### Problem requirements:
The exercise asks for every line of the data to be reproduced exactly.

════════

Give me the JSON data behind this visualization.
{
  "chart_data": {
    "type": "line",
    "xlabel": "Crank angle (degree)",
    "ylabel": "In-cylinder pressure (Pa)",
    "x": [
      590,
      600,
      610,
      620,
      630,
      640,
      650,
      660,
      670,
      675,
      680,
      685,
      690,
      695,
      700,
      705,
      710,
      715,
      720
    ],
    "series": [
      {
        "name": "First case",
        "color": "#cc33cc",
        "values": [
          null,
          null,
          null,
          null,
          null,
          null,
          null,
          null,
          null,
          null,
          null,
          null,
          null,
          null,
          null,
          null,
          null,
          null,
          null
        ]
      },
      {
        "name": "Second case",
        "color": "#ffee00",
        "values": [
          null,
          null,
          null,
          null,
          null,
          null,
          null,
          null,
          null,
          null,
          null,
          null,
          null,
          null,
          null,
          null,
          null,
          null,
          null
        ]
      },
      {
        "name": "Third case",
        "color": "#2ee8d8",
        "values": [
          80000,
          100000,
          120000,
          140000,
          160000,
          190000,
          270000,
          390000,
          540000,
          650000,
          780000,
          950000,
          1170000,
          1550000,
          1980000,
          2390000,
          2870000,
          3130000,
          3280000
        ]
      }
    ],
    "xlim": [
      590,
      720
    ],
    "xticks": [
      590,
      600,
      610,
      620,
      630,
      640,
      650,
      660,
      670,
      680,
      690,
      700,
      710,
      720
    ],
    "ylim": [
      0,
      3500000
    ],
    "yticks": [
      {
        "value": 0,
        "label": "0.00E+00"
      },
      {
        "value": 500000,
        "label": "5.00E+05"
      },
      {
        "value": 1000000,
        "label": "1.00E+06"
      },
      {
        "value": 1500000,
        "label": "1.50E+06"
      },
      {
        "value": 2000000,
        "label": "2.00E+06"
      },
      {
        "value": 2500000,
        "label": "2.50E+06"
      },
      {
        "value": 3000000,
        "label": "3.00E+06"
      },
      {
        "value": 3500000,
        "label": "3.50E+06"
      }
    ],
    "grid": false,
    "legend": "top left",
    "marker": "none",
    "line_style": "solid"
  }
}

════════

### Reply:
Give me the JSON data behind this visualization.
{
  "chart_data": {
    "type": "line",
    "xlabel": "Crank angle (degree)",
    "ylabel": "In-cylinder pressure (Pa)",
    "x": [
      590,
      600,
      610,
      620,
      630,
      640,
      650,
      660,
      670,
      675,
      680,
      685,
      690,
      695,
      700,
      705,
      710,
      715,
      720
    ],
    "series": [
      {
        "name": "First case",
        "color": "#cc33cc",
        "values": [
          null,
          null,
          null,
          null,
          null,
          null,
          null,
          null,
          null,
          null,
          null,
          null,
          null,
          null,
          null,
          null,
          null,
          null,
          null
        ]
      },
      {
        "name": "Second case",
        "color": "#ffee00",
        "values": [
          null,
          null,
          null,
          null,
          null,
          null,
          null,
          null,
          null,
          null,
          null,
          null,
          null,
          null,
          null,
          null,
          null,
          null,
          null
        ]
      },
      {
        "name": "Third case",
        "color": "#2ee8d8",
        "values": [
          80000,
          100000,
          120000,
          140000,
          160000,
          190000,
          270000,
          390000,
          540000,
          650000,
          780000,
          950000,
          1170000,
          1550000,
          1980000,
          2390000,
          2870000,
          3130000,
          3280000
        ]
      }
    ],
    "xlim": [
      590,
      720
    ],
    "xticks": [
      590,
      600,
      610,
      620,
      630,
      640,
      650,
      660,
      670,
      680,
      690,
      700,
      710,
      720
    ],
    "ylim": [
      0,
      3500000
    ],
    "yticks": [
      {
        "value": 0,
        "label": "0.00E+00"
      },
      {
        "value": 500000,
        "label": "5.00E+05"
      },
      {
        "value": 1000000,
        "label": "1.00E+06"
      },
      {
        "value": 1500000,
        "label": "1.50E+06"
      },
      {
        "value": 2000000,
        "label": "2.00E+06"
      },
      {
        "value": 2500000,
        "label": "2.50E+06"
      },
      {
        "value": 3000000,
        "label": "3.00E+06"
      },
      {
        "value": 3500000,
        "label": "3.50E+06"
      }
    ],
    "grid": false,
    "legend": "top left",
    "marker": "none",
    "line_style": "solid"
  }
}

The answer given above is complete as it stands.